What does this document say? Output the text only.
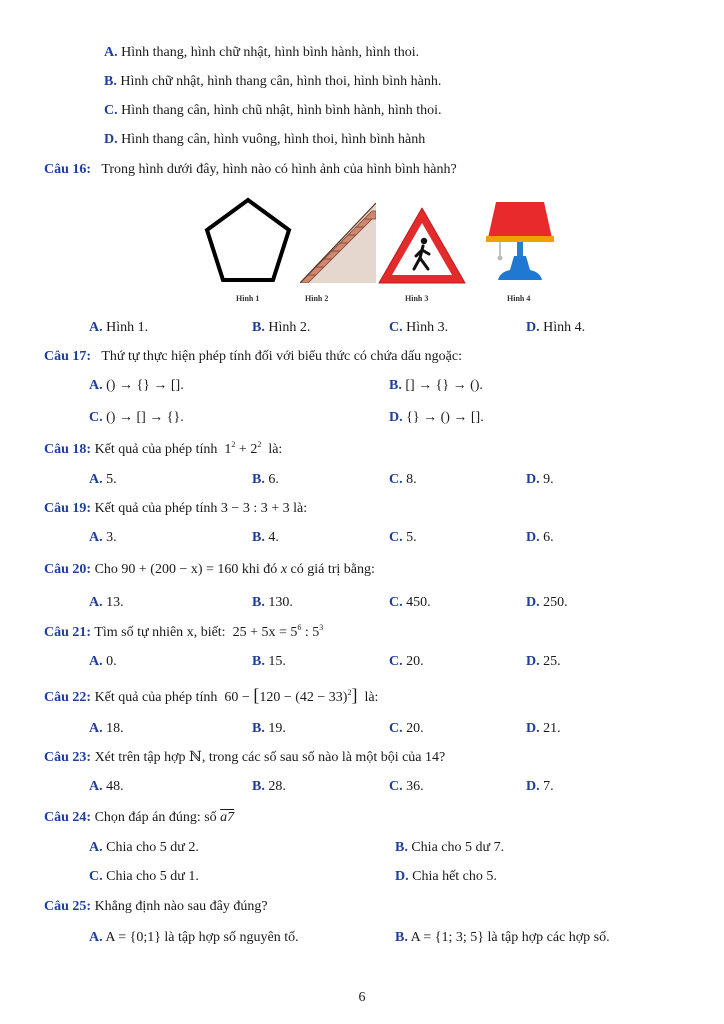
A. Hình thang, hình chữ nhật, hình bình hành, hình thoi.
B. Hình chữ nhật, hình thang cân, hình thoi, hình bình hành.
C. Hình thang cân, hình chũ nhật, hình bình hành, hình thoi.
D. Hình thang cân, hình vuông, hình thoi, hình bình hành
Câu 16: Trong hình dưới đây, hình nào có hình ảnh của hình bình hành?
Hình 1	Hình 2	Hình 3	Hình 4
A. Hình 1.	B. Hình 2.	C. Hình 3.	D. Hình 4.
Câu 17: Thứ tự thực hiện phép tính đối với biểu thức có chứa dấu ngoặc:
A. () → {} → [].	B. [] → {} → ().
C. () → [] → {}.	D. {} → () → [].
Câu 18: Kết quả của phép tính  $1^2 + 2^2$ là:
A. 5.	B. 6.	C. 8.	D. 9.
Câu 19: Kết quả của phép tính 3 − 3 : 3 + 3 là:
A. 3.	B. 4.	C. 5.	D. 6.
Câu 20: Cho 90 + (200 − x) = 160 khi đó x có giá trị bằng:
A. 13.	B. 130.	C. 450.	D. 250.
Câu 21: Tìm số tự nhiên x, biết:  $25 + 5x = 5^6$ : $5^3$
A. 0.	B. 15.	C. 20.	D. 25.
Câu 22: Kết quả của phép tính  $60 - [120 - (42 - 33)^2]$ là:
A. 18.	B. 19.	C. 20.	D. 21.
Câu 23: Xét trên tập hợp ℕ, trong các số sau số nào là một bội của 14?
A. 48.	B. 28.	C. 36.	D. 7.
Câu 24: Chọn đáp án đúng: số a7
A. Chia cho 5 dư 2.	B. Chia cho 5 dư 7.
C. Chia cho 5 dư 1.	D. Chia hết cho 5.
Câu 25: Khẳng định nào sau đây đúng?
A. A = {0;1} là tập hợp số nguyên tố.	B. A = {1; 3; 5} là tập hợp các hợp số.
6
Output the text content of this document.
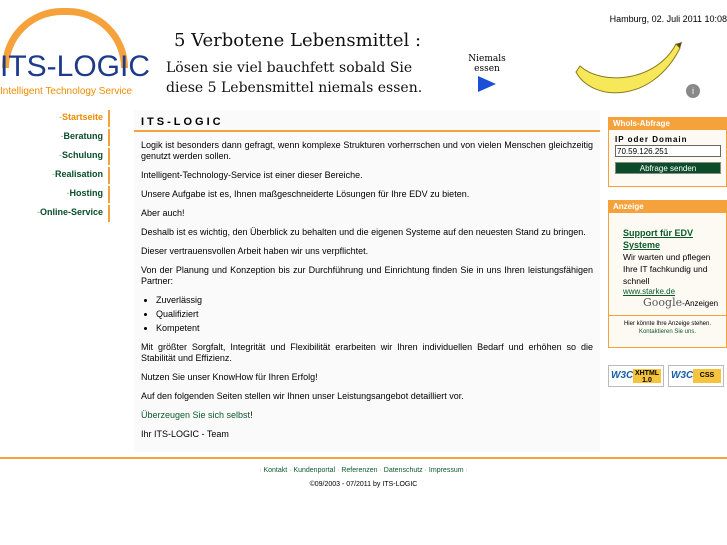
ITS-LOGIC
Intelligent Technology Service
5 Verbotene Lebensmittel :
Lösen sie viel bauchfett sobald Sie
diese 5 Lebensmittel niemals essen.
Niemals
essen
i
Hamburg, 02. Juli 2011 10:08
-Startseite
-Beratung
-Schulung
-Realisation
-Hosting
-Online-Service
ITS-LOGIC

Logik ist besonders dann gefragt, wenn komplexe Strukturen vorherrschen und von vielen Menschen gleichzeitig genutzt werden sollen.

Intelligent-Technology-Service ist einer dieser Bereiche.

Unsere Aufgabe ist es, Ihnen maßgeschneiderte Lösungen für Ihre EDV zu bieten.

Aber auch!

Deshalb ist es wichtig, den Überblick zu behalten und die eigenen Systeme auf den neuesten Stand zu bringen.

Dieser vertrauensvollen Arbeit haben wir uns verpflichtet.

Von der Planung und Konzeption bis zur Durchführung und Einrichtung finden Sie in uns Ihren leistungsfähigen Partner:

• Zuverlässig
• Qualifiziert
• Kompetent

Mit größter Sorgfalt, Integrität und Flexibilität erarbeiten wir Ihren individuellen Bedarf und erhöhen so die Stabilität und Effizienz.

Nutzen Sie unser KnowHow für Ihren Erfolg!

Auf den folgenden Seiten stellen wir Ihnen unser Leistungsangebot detailliert vor.

Überzeugen Sie sich selbst!

Ihr ITS-LOGIC - Team

WhoIs-Abfrage
IP oder Domain
70.59.126.251
Abfrage senden
Anzeige
Support für EDV Systeme
Wir warten und pflegen Ihre IT fachkundig und schnell
www.starke.de
Google-Anzeigen
Hier könnte Ihre Anzeige stehen.
Kontaktieren Sie uns.
W3C XHTML
1.0	W3C CSS
· Kontakt · Kundenportal · Referenzen · Datenschutz · Impressum ·
©09/2003 - 07/2011 by ITS-LOGIC
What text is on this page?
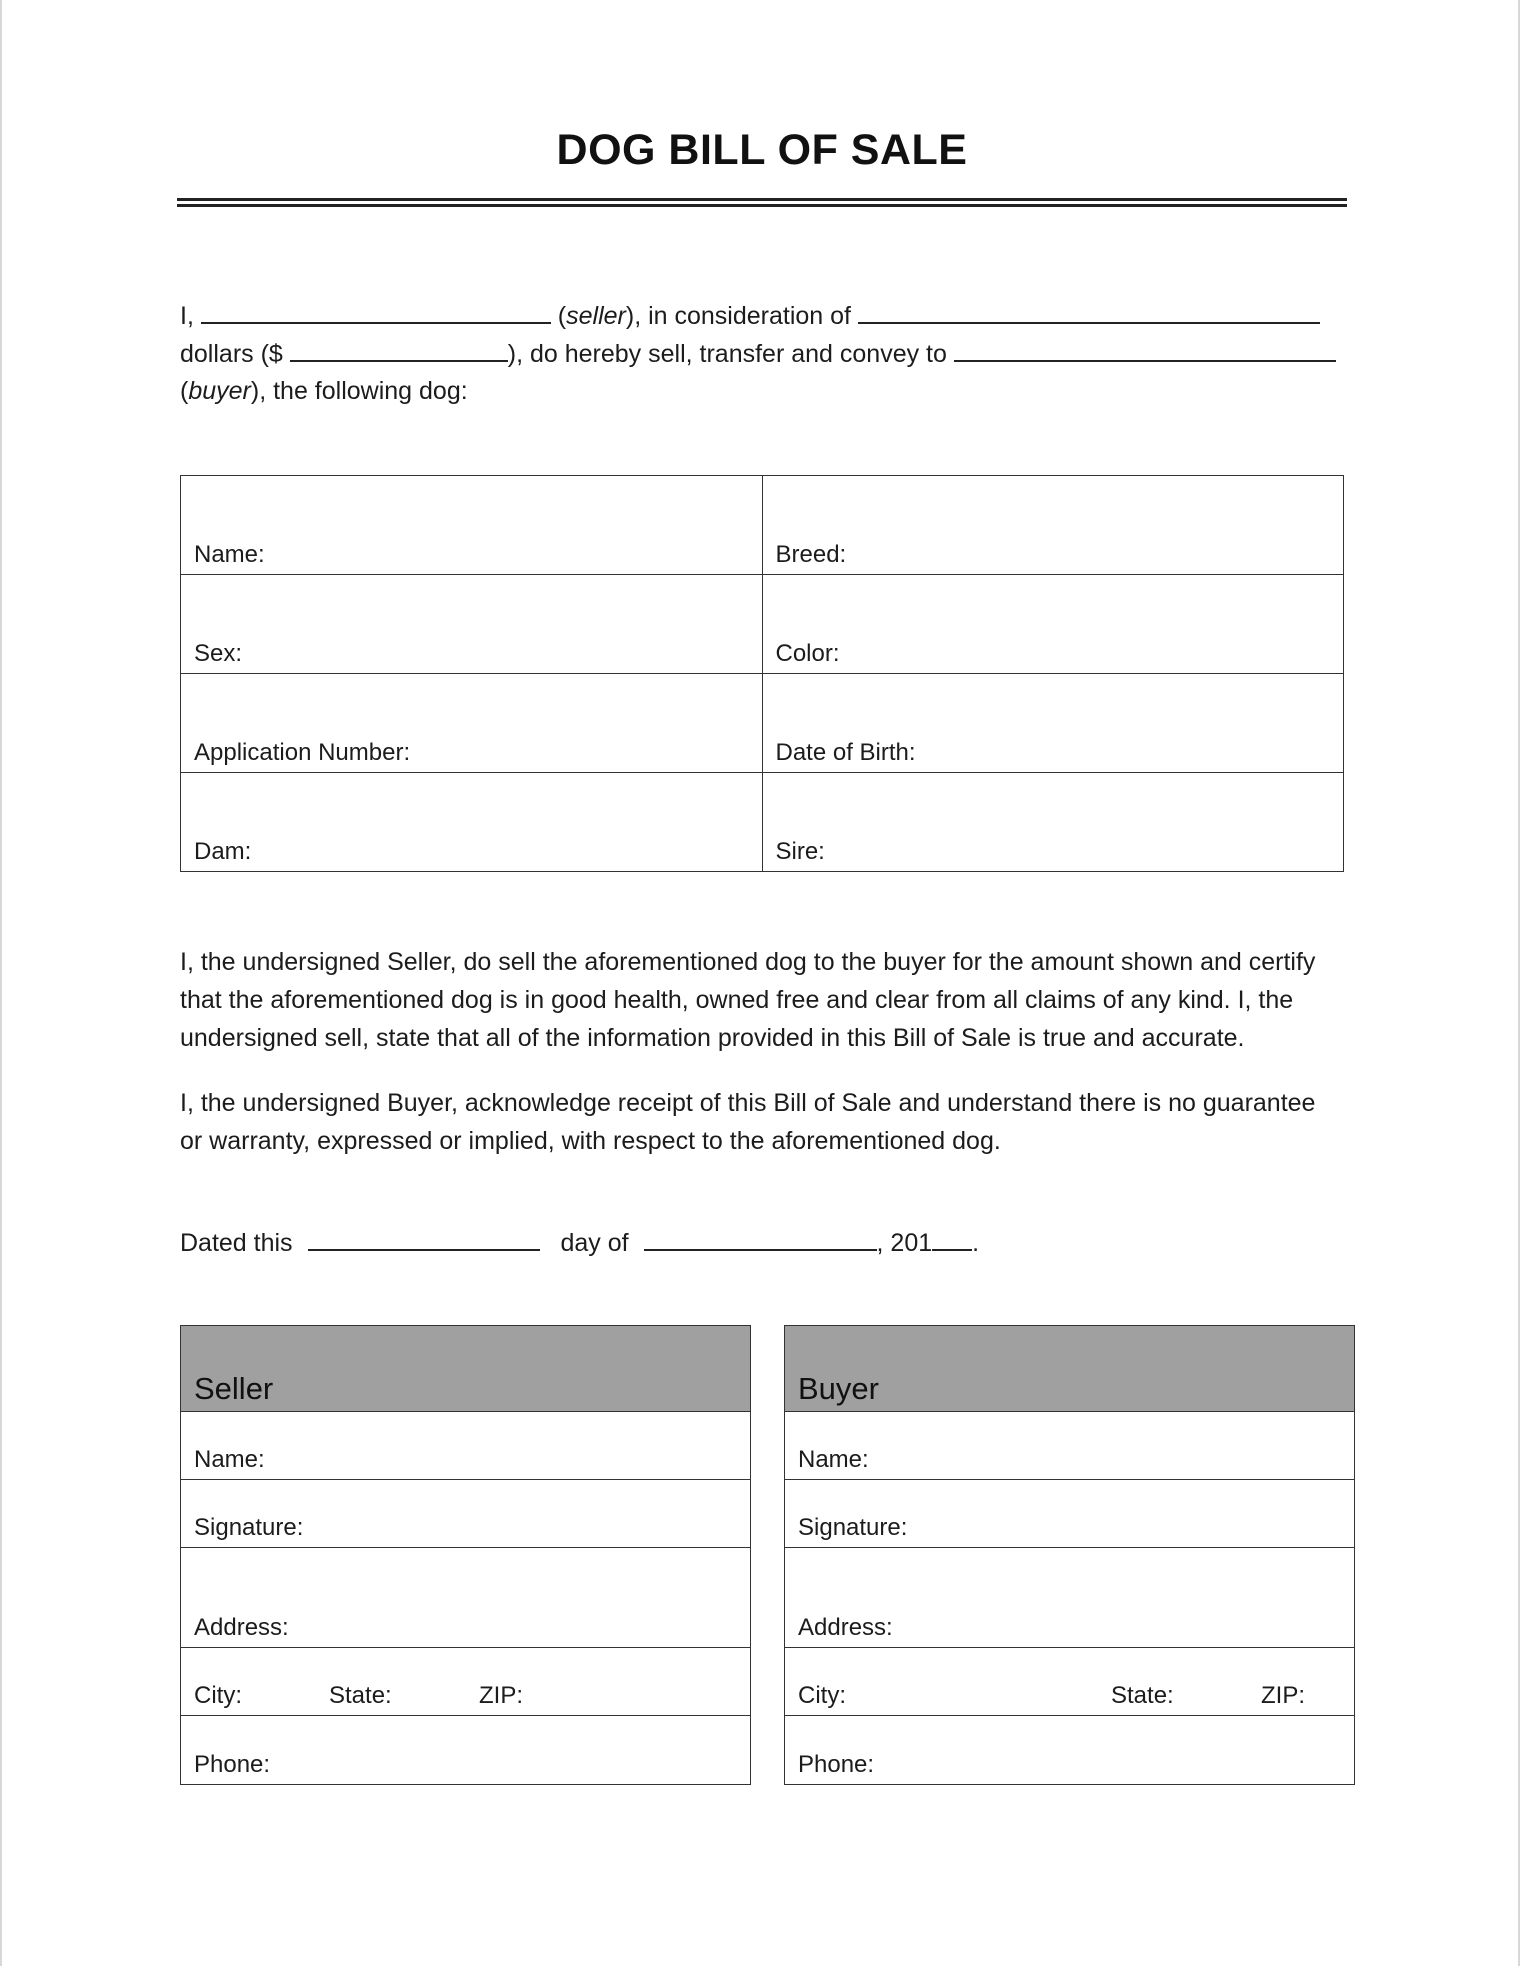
DOG BILL OF SALE
I,	(seller), in consideration of
dollars ($	), do hereby sell, transfer and convey to
(buyer), the following dog:
Name:	Breed:
Sex:	Color:
Application Number:	Date of Birth:
Dam:	Sire:
I, the undersigned Seller, do sell the aforementioned dog to the buyer for the amount shown and certify
that the aforementioned dog is in good health, owned free and clear from all claims of any kind. I, the
undersigned sell, state that all of the information provided in this Bill of Sale is true and accurate.
I, the undersigned Buyer, acknowledge receipt of this Bill of Sale and understand there is no guarantee
or warranty, expressed or implied, with respect to the aforementioned dog.
Dated this	day of	, 201 .
Seller
Name:
Signature:
Address:
City:	State:	ZIP:
Phone:
Buyer
Name:
Signature:
Address:
City:	State:	ZIP:
Phone:
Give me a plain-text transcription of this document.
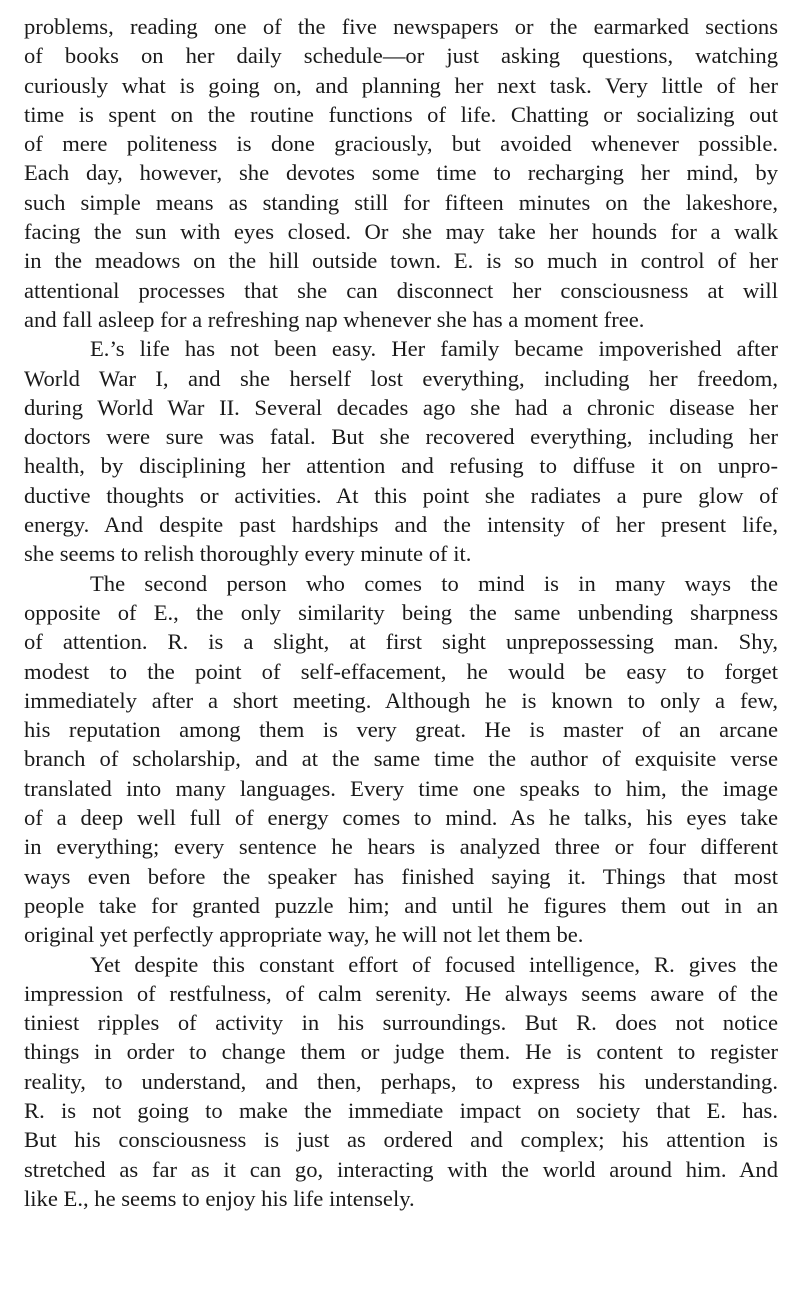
problems, reading one of the five newspapers or the earmarked sections
of books on her daily schedule—or just asking questions, watching
curiously what is going on, and planning her next task. Very little of her
time is spent on the routine functions of life. Chatting or socializing out
of mere politeness is done graciously, but avoided whenever possible.
Each day, however, she devotes some time to recharging her mind, by
such simple means as standing still for fifteen minutes on the lakeshore,
facing the sun with eyes closed. Or she may take her hounds for a walk
in the meadows on the hill outside town. E. is so much in control of her
attentional processes that she can disconnect her consciousness at will
and fall asleep for a refreshing nap whenever she has a moment free.
E.’s life has not been easy. Her family became impoverished after
World War I, and she herself lost everything, including her freedom,
during World War II. Several decades ago she had a chronic disease her
doctors were sure was fatal. But she recovered everything, including her
health, by disciplining her attention and refusing to diffuse it on unpro-
ductive thoughts or activities. At this point she radiates a pure glow of
energy. And despite past hardships and the intensity of her present life,
she seems to relish thoroughly every minute of it.
The second person who comes to mind is in many ways the
opposite of E., the only similarity being the same unbending sharpness
of attention. R. is a slight, at first sight unprepossessing man. Shy,
modest to the point of self-effacement, he would be easy to forget
immediately after a short meeting. Although he is known to only a few,
his reputation among them is very great. He is master of an arcane
branch of scholarship, and at the same time the author of exquisite verse
translated into many languages. Every time one speaks to him, the image
of a deep well full of energy comes to mind. As he talks, his eyes take
in everything; every sentence he hears is analyzed three or four different
ways even before the speaker has finished saying it. Things that most
people take for granted puzzle him; and until he figures them out in an
original yet perfectly appropriate way, he will not let them be.
Yet despite this constant effort of focused intelligence, R. gives the
impression of restfulness, of calm serenity. He always seems aware of the
tiniest ripples of activity in his surroundings. But R. does not notice
things in order to change them or judge them. He is content to register
reality, to understand, and then, perhaps, to express his understanding.
R. is not going to make the immediate impact on society that E. has.
But his consciousness is just as ordered and complex; his attention is
stretched as far as it can go, interacting with the world around him. And
like E., he seems to enjoy his life intensely.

··········

AIM OF THE EXERCISE. Quote every line of the records above exactly; no picture is to be copied.

SOLUTION FOR THIS EXERCISE.
What does this document say? Output the text only.
A. Hình thang, hình chữ nhật, hình bình hành, hình thoi.
B. Hình chữ nhật, hình thang cân, hình thoi, hình bình hành.
C. Hình thang cân, hình chũ nhật, hình bình hành, hình thoi.
D. Hình thang cân, hình vuông, hình thoi, hình bình hành
Câu 16: Trong hình dưới đây, hình nào có hình ảnh của hình bình hành?
Hình 1	Hình 2	Hình 3	Hình 4
A. Hình 1.	B. Hình 2.	C. Hình 3.	D. Hình 4.
Câu 17: Thứ tự thực hiện phép tính đối với biểu thức có chứa dấu ngoặc:
A. () → {} → [].	B. [] → {} → ().
C. () → [] → {}.	D. {} → () → [].
Câu 18: Kết quả của phép tính  $1^2 + 2^2$ là:
A. 5.	B. 6.	C. 8.	D. 9.
Câu 19: Kết quả của phép tính 3 − 3 : 3 + 3 là:
A. 3.	B. 4.	C. 5.	D. 6.
Câu 20: Cho 90 + (200 − x) = 160 khi đó x có giá trị bằng:
A. 13.	B. 130.	C. 450.	D. 250.
Câu 21: Tìm số tự nhiên x, biết:  $25 + 5x = 5^6$ : $5^3$
A. 0.	B. 15.	C. 20.	D. 25.
Câu 22: Kết quả của phép tính  $60 - [120 - (42 - 33)^2]$ là:
A. 18.	B. 19.	C. 20.	D. 21.
Câu 23: Xét trên tập hợp ℕ, trong các số sau số nào là một bội của 14?
A. 48.	B. 28.	C. 36.	D. 7.
Câu 24: Chọn đáp án đúng: số a7
A. Chia cho 5 dư 2.	B. Chia cho 5 dư 7.
C. Chia cho 5 dư 1.	D. Chia hết cho 5.
Câu 25: Khẳng định nào sau đây đúng?
A. A = {0;1} là tập hợp số nguyên tố.	B. A = {1; 3; 5} là tập hợp các hợp số.
6
Output the text content of this document.
ITS-LOGIC
Intelligent Technology Service
5 Verbotene Lebensmittel :
Lösen sie viel bauchfett sobald Sie
diese 5 Lebensmittel niemals essen.
Niemals
essen
i
Hamburg, 02. Juli 2011 10:08
-Startseite
-Beratung
-Schulung
-Realisation
-Hosting
-Online-Service
ITS-LOGIC

Logik ist besonders dann gefragt, wenn komplexe Strukturen vorherrschen und von vielen Menschen gleichzeitig genutzt werden sollen.

Intelligent-Technology-Service ist einer dieser Bereiche.

Unsere Aufgabe ist es, Ihnen maßgeschneiderte Lösungen für Ihre EDV zu bieten.

Aber auch!

Deshalb ist es wichtig, den Überblick zu behalten und die eigenen Systeme auf den neuesten Stand zu bringen.

Dieser vertrauensvollen Arbeit haben wir uns verpflichtet.

Von der Planung und Konzeption bis zur Durchführung und Einrichtung finden Sie in uns Ihren leistungsfähigen Partner:

• Zuverlässig
• Qualifiziert
• Kompetent

Mit größter Sorgfalt, Integrität und Flexibilität erarbeiten wir Ihren individuellen Bedarf und erhöhen so die Stabilität und Effizienz.

Nutzen Sie unser KnowHow für Ihren Erfolg!

Auf den folgenden Seiten stellen wir Ihnen unser Leistungsangebot detailliert vor.

Überzeugen Sie sich selbst!

Ihr ITS-LOGIC - Team

WhoIs-Abfrage
IP oder Domain
70.59.126.251
Abfrage senden
Anzeige
Support für EDV Systeme
Wir warten und pflegen Ihre IT fachkundig und schnell
www.starke.de
Google-Anzeigen
Hier könnte Ihre Anzeige stehen.
Kontaktieren Sie uns.
W3C XHTML
1.0	W3C CSS
· Kontakt · Kundenportal · Referenzen · Datenschutz · Impressum ·
©09/2003 - 07/2011 by ITS-LOGIC
What text is on this page?
DOG BILL OF SALE
I,	(seller), in consideration of
dollars ($	), do hereby sell, transfer and convey to
(buyer), the following dog:
Name:	Breed:
Sex:	Color:
Application Number:	Date of Birth:
Dam:	Sire:
I, the undersigned Seller, do sell the aforementioned dog to the buyer for the amount shown and certify
that the aforementioned dog is in good health, owned free and clear from all claims of any kind. I, the
undersigned sell, state that all of the information provided in this Bill of Sale is true and accurate.
I, the undersigned Buyer, acknowledge receipt of this Bill of Sale and understand there is no guarantee
or warranty, expressed or implied, with respect to the aforementioned dog.
Dated this	day of	, 201 .
Seller
Name:
Signature:
Address:
City:	State:	ZIP:
Phone:
Buyer
Name:
Signature:
Address:
City:	State:	ZIP:
Phone:
Give me a plain-text transcription of this document.
problems, reading one of the five newspapers or the earmarked sections
of books on her daily schedule—or just asking questions, watching
curiously what is going on, and planning her next task. Very little of her
time is spent on the routine functions of life. Chatting or socializing out
of mere politeness is done graciously, but avoided whenever possible.
Each day, however, she devotes some time to recharging her mind, by
such simple means as standing still for fifteen minutes on the lakeshore,
facing the sun with eyes closed. Or she may take her hounds for a walk
in the meadows on the hill outside town. E. is so much in control of her
attentional processes that she can disconnect her consciousness at will
and fall asleep for a refreshing nap whenever she has a moment free.
E.’s life has not been easy. Her family became impoverished after
World War I, and she herself lost everything, including her freedom,
during World War II. Several decades ago she had a chronic disease her
doctors were sure was fatal. But she recovered everything, including her
health, by disciplining her attention and refusing to diffuse it on unpro-
ductive thoughts or activities. At this point she radiates a pure glow of
energy. And despite past hardships and the intensity of her present life,
she seems to relish thoroughly every minute of it.
The second person who comes to mind is in many ways the
opposite of E., the only similarity being the same unbending sharpness
of attention. R. is a slight, at first sight unprepossessing man. Shy,
modest to the point of self-effacement, he would be easy to forget
immediately after a short meeting. Although he is known to only a few,
his reputation among them is very great. He is master of an arcane
branch of scholarship, and at the same time the author of exquisite verse
translated into many languages. Every time one speaks to him, the image
of a deep well full of energy comes to mind. As he talks, his eyes take
in everything; every sentence he hears is analyzed three or four different
ways even before the speaker has finished saying it. Things that most
people take for granted puzzle him; and until he figures them out in an
original yet perfectly appropriate way, he will not let them be.
Yet despite this constant effort of focused intelligence, R. gives the
impression of restfulness, of calm serenity. He always seems aware of the
tiniest ripples of activity in his surroundings. But R. does not notice
things in order to change them or judge them. He is content to register
reality, to understand, and then, perhaps, to express his understanding.
R. is not going to make the immediate impact on society that E. has.
But his consciousness is just as ordered and complex; his attention is
stretched as far as it can go, interacting with the world around him. And
like E., he seems to enjoy his life intensely.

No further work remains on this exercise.